- **Part of a data file**

···

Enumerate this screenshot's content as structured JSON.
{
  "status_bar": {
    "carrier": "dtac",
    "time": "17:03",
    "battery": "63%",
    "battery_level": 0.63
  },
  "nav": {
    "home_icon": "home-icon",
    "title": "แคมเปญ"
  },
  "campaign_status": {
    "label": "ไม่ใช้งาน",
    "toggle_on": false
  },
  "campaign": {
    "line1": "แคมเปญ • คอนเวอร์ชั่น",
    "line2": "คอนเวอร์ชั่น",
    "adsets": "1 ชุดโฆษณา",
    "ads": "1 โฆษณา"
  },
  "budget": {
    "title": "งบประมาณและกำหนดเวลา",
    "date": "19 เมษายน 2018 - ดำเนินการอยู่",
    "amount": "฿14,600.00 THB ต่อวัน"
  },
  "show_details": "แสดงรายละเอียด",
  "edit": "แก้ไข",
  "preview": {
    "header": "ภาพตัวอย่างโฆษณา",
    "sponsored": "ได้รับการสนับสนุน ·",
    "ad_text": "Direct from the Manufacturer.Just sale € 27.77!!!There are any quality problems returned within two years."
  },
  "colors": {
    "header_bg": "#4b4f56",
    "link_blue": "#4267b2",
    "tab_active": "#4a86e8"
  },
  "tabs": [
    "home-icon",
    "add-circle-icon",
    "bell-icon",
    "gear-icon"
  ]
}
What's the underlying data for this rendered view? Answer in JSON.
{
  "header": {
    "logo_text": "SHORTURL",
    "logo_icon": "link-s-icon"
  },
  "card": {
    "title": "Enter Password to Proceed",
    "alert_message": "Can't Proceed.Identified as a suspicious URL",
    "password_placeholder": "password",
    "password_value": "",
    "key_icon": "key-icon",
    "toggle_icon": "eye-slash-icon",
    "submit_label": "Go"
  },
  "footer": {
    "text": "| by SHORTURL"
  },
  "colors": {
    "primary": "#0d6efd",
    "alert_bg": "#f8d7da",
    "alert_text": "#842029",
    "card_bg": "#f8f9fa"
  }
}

···

The entries above should be repeated exactly, every one of them.

Enumerate this screenshot's content as structured JSON.
{
  "status_bar": {
    "carrier": "dtac",
    "time": "17:03",
    "battery": "63%",
    "battery_level": 0.63
  },
  "nav": {
    "home_icon": "home-icon",
    "title": "แคมเปญ"
  },
  "campaign_status": {
    "label": "ไม่ใช้งาน",
    "toggle_on": false
  },
  "campaign": {
    "line1": "แคมเปญ • คอนเวอร์ชั่น",
    "line2": "คอนเวอร์ชั่น",
    "adsets": "1 ชุดโฆษณา",
    "ads": "1 โฆษณา"
  },
  "budget": {
    "title": "งบประมาณและกำหนดเวลา",
    "date": "19 เมษายน 2018 - ดำเนินการอยู่",
    "amount": "฿14,600.00 THB ต่อวัน"
  },
  "show_details": "แสดงรายละเอียด",
  "edit": "แก้ไข",
  "preview": {
    "header": "ภาพตัวอย่างโฆษณา",
    "sponsored": "ได้รับการสนับสนุน ·",
    "ad_text": "Direct from the Manufacturer.Just sale € 27.77!!!There are any quality problems returned within two years."
  },
  "colors": {
    "header_bg": "#4b4f56",
    "link_blue": "#4267b2",
    "tab_active": "#4a86e8"
  },
  "tabs": [
    "home-icon",
    "add-circle-icon",
    "bell-icon",
    "gear-icon"
  ]
}
What's the underlying data for this rendered view? Answer in JSON.
{
  "header": {
    "logo_text": "SHORTURL",
    "logo_icon": "link-s-icon"
  },
  "card": {
    "title": "Enter Password to Proceed",
    "alert_message": "Can't Proceed.Identified as a suspicious URL",
    "password_placeholder": "password",
    "password_value": "",
    "key_icon": "key-icon",
    "toggle_icon": "eye-slash-icon",
    "submit_label": "Go"
  },
  "footer": {
    "text": "| by SHORTURL"
  },
  "colors": {
    "primary": "#0d6efd",
    "alert_bg": "#f8d7da",
    "alert_text": "#842029",
    "card_bg": "#f8f9fa"
  }
}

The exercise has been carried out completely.